**What you need to do**
Report all lines from the entries below in which "this" appears.

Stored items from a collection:
▬▬▬
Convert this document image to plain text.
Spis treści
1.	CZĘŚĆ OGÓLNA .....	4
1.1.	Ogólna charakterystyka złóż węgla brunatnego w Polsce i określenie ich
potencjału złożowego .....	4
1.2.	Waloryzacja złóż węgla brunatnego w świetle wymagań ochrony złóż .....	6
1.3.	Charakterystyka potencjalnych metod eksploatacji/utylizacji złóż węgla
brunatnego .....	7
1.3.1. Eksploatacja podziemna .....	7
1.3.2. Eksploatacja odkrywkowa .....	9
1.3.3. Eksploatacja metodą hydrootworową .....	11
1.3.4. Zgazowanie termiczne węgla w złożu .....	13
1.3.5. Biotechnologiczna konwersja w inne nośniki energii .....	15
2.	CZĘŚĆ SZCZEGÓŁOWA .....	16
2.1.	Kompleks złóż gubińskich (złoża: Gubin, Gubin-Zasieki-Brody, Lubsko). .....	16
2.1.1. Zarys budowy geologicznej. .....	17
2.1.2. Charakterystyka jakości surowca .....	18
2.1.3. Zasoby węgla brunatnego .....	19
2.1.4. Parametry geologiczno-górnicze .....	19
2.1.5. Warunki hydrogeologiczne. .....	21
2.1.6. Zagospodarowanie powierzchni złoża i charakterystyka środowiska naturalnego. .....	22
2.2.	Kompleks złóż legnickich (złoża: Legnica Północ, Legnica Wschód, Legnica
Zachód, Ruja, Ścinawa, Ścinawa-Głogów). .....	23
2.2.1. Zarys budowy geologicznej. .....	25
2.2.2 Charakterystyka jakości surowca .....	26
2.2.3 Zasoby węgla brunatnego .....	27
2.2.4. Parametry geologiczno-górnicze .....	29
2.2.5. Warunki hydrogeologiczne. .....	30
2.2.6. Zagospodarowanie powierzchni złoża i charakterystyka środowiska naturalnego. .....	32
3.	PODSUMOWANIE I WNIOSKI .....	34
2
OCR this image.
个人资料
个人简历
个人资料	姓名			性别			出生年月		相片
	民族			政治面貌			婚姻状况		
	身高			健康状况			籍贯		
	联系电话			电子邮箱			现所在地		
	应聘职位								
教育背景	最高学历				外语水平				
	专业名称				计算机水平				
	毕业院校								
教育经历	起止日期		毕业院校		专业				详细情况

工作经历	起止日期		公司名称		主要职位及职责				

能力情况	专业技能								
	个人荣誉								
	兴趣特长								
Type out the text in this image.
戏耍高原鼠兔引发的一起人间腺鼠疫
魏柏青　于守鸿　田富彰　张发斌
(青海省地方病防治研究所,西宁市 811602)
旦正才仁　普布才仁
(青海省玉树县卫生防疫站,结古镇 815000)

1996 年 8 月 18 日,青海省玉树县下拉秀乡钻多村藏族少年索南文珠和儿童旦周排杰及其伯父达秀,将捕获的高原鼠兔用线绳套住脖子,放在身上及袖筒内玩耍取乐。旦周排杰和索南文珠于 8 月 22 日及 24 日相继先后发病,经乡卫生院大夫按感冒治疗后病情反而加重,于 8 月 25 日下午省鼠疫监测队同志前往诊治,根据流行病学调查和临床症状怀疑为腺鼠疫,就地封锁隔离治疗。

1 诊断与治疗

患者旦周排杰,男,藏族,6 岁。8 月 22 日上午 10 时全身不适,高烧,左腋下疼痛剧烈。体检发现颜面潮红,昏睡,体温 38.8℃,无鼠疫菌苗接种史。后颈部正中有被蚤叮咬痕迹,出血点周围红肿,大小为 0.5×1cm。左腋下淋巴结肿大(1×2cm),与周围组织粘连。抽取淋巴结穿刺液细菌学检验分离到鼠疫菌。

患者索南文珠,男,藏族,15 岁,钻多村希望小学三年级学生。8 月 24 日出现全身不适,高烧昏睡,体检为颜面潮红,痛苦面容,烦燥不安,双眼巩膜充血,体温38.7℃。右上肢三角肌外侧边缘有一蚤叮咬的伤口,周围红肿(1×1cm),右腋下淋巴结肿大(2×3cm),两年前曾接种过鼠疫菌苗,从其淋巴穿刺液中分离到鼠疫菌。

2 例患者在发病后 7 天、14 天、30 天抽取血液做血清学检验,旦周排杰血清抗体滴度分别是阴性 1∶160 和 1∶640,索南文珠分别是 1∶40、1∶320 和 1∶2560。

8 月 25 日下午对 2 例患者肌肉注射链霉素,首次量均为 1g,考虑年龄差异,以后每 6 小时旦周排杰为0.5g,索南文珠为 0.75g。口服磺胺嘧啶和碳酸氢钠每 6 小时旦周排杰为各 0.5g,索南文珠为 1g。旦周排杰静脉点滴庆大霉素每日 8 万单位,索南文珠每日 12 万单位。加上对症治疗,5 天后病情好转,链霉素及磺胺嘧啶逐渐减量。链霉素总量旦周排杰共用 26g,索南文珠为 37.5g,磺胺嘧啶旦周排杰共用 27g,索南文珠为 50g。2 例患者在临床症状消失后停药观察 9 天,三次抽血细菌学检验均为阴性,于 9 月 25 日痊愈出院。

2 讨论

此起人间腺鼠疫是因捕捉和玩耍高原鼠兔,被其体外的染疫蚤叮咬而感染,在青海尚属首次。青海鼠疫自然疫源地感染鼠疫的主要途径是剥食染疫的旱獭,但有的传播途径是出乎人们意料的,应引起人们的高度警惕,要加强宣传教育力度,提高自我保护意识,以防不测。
▬▬▬
**Completed exercise**
Convert this document image to plain text.
OCR this image.
Type out the text in this image.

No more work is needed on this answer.